— BEGIN INPUT DATA —

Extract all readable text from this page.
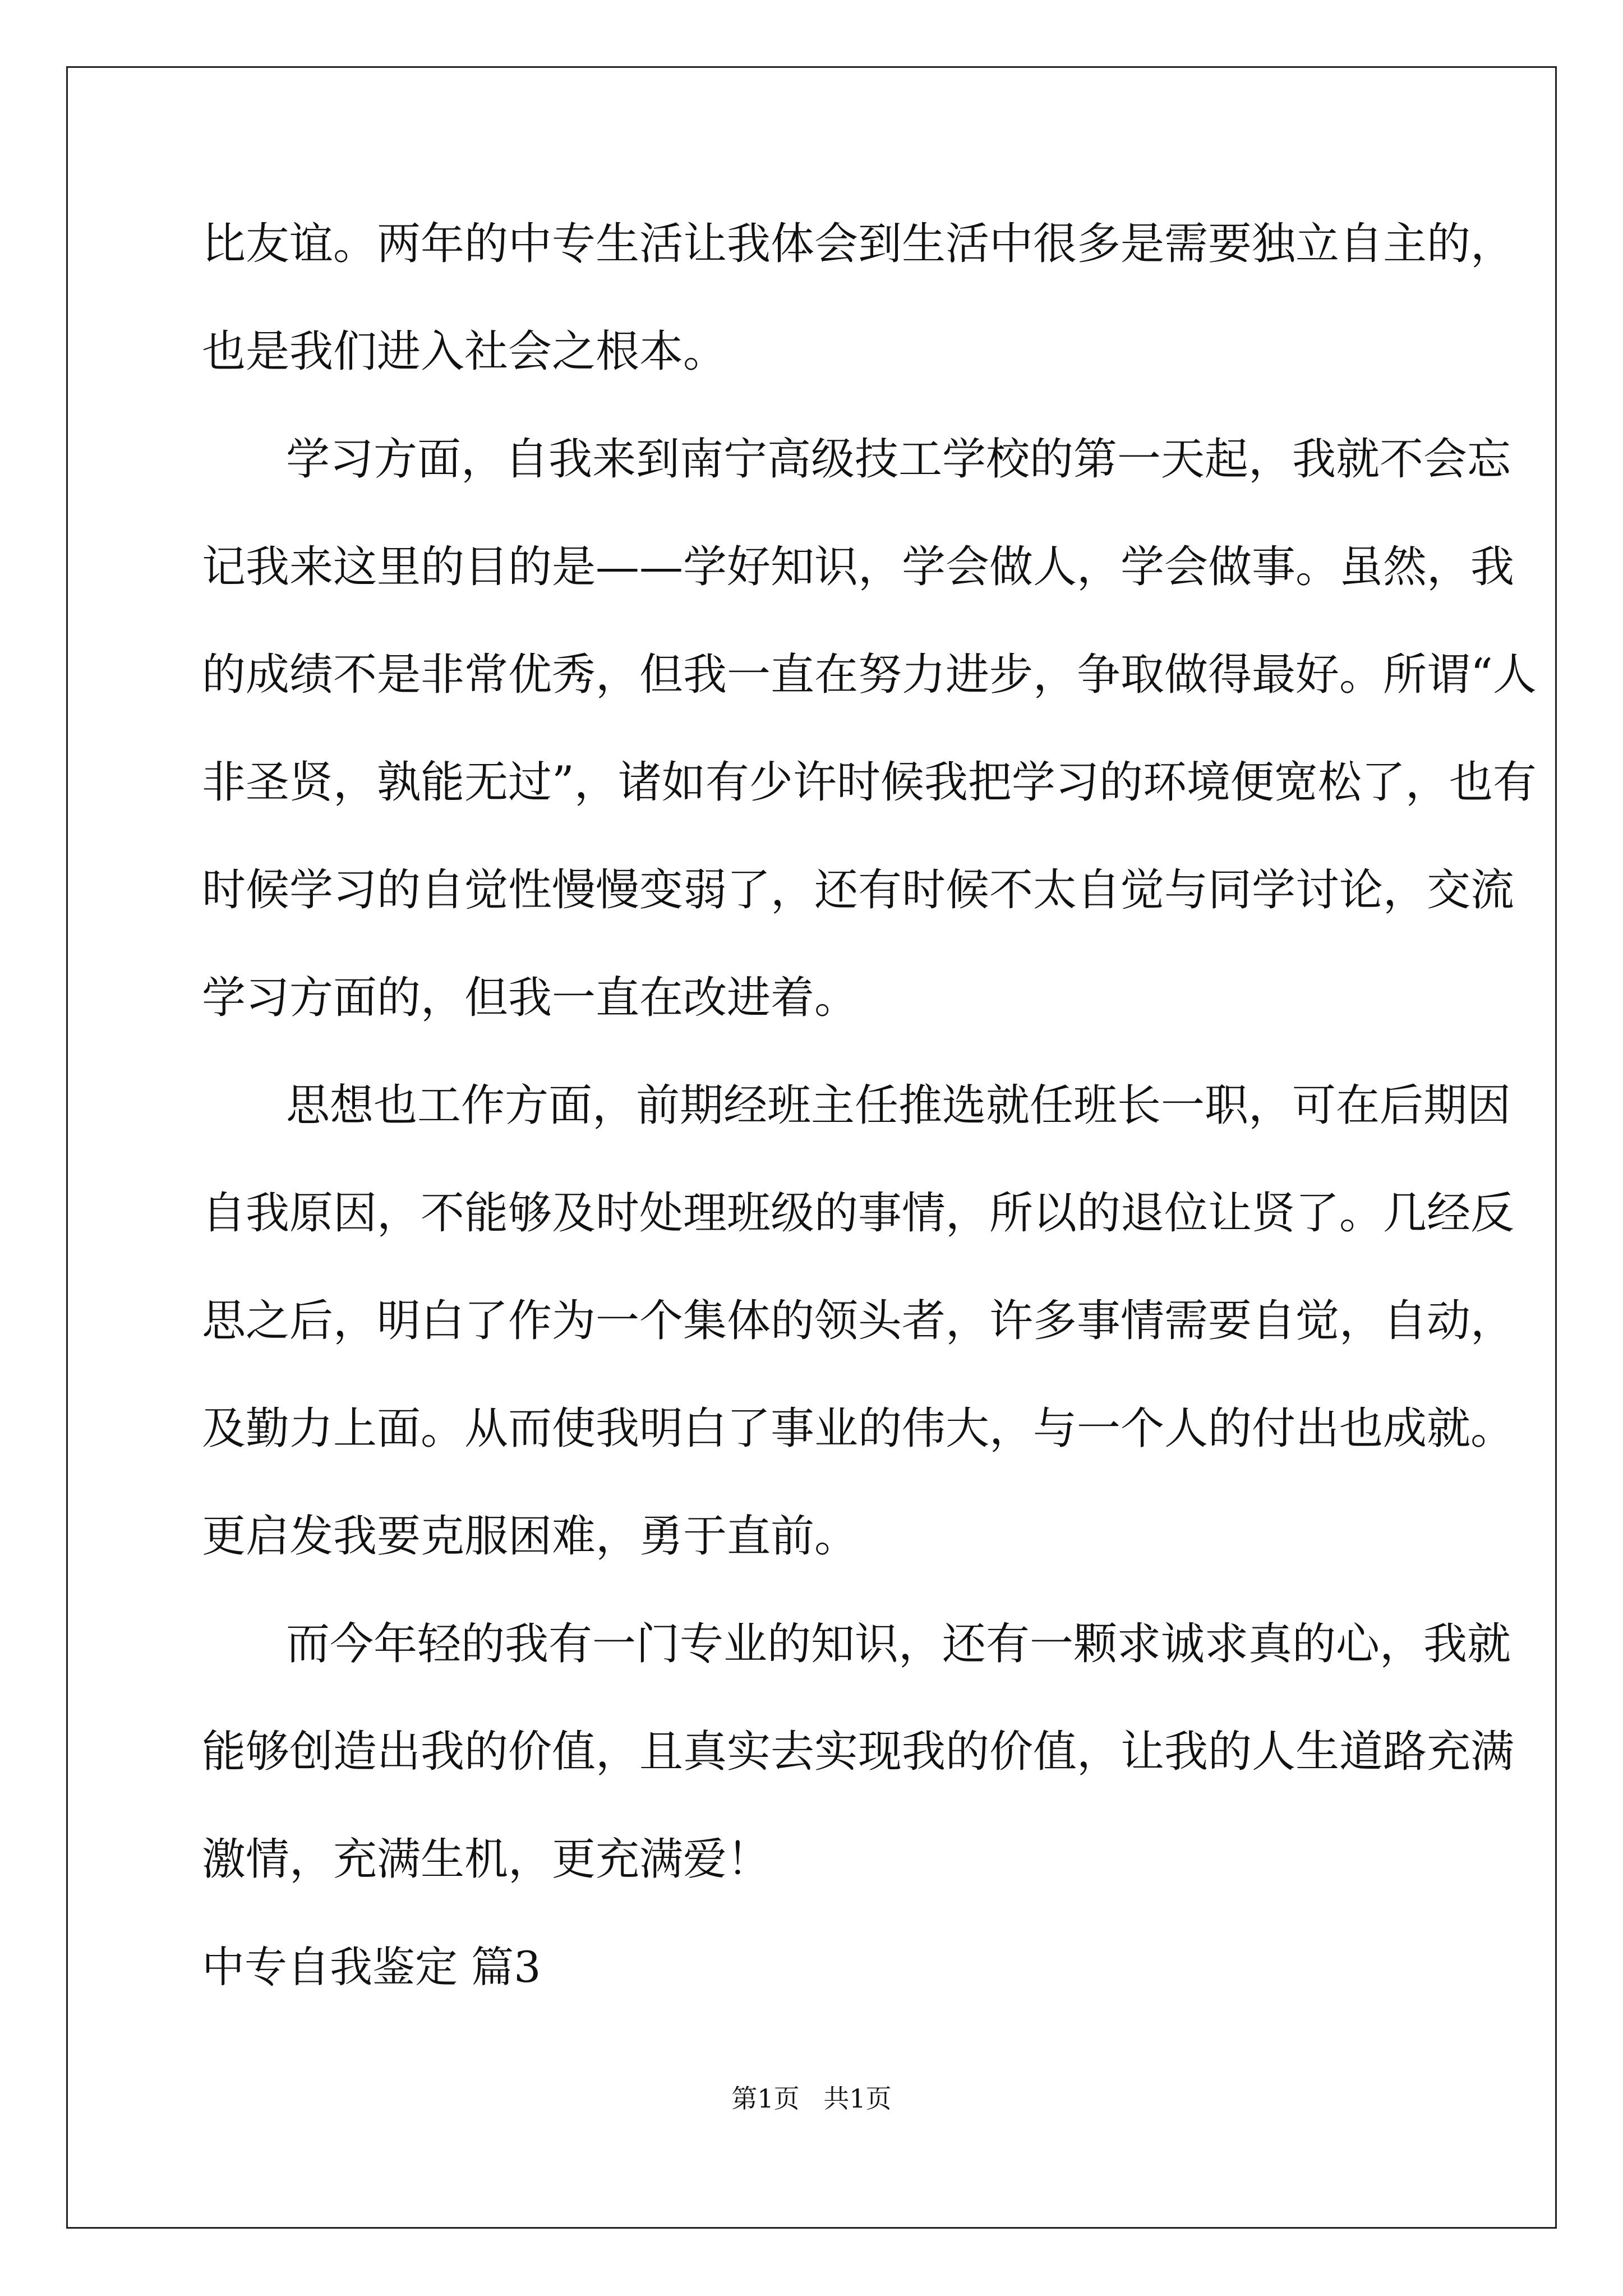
比友谊。两年的中专生活让我体会到生活中很多是需要独立自主的，
也是我们进入社会之根本。
学习方面，自我来到南宁高级技工学校的第一天起，我就不会忘
记我来这里的目的是——学好知识，学会做人，学会做事。虽然，我
的成绩不是非常优秀，但我一直在努力进步，争取做得最好。所谓“人
非圣贤，孰能无过”，诸如有少许时候我把学习的环境便宽松了，也有
时候学习的自觉性慢慢变弱了，还有时候不太自觉与同学讨论，交流
学习方面的，但我一直在改进着。
思想也工作方面，前期经班主任推选就任班长一职，可在后期因
自我原因，不能够及时处理班级的事情，所以的退位让贤了。几经反
思之后，明白了作为一个集体的领头者，许多事情需要自觉，自动，
及勤力上面。从而使我明白了事业的伟大，与一个人的付出也成就。
更启发我要克服困难，勇于直前。
而今年轻的我有一门专业的知识，还有一颗求诚求真的心，我就
能够创造出我的价值，且真实去实现我的价值，让我的人生道路充满
激情，充满生机，更充满爱！
中专自我鉴定 篇3
第1页 共1页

— END INPUT DATA —

_WRITTEN TASK_.
Exclude the pictures and repeat every other part of the records word for word.

_SOLVED EXERCISE_.
Extract all readable text from this page.
比友谊。两年的中专生活让我体会到生活中很多是需要独立自主的，
也是我们进入社会之根本。
学习方面，自我来到南宁高级技工学校的第一天起，我就不会忘
记我来这里的目的是——学好知识，学会做人，学会做事。虽然，我
的成绩不是非常优秀，但我一直在努力进步，争取做得最好。所谓“人
非圣贤，孰能无过”，诸如有少许时候我把学习的环境便宽松了，也有
时候学习的自觉性慢慢变弱了，还有时候不太自觉与同学讨论，交流
学习方面的，但我一直在改进着。
思想也工作方面，前期经班主任推选就任班长一职，可在后期因
自我原因，不能够及时处理班级的事情，所以的退位让贤了。几经反
思之后，明白了作为一个集体的领头者，许多事情需要自觉，自动，
及勤力上面。从而使我明白了事业的伟大，与一个人的付出也成就。
更启发我要克服困难，勇于直前。
而今年轻的我有一门专业的知识，还有一颗求诚求真的心，我就
能够创造出我的价值，且真实去实现我的价值，让我的人生道路充满
激情，充满生机，更充满爱！
中专自我鉴定 篇3
第1页 共1页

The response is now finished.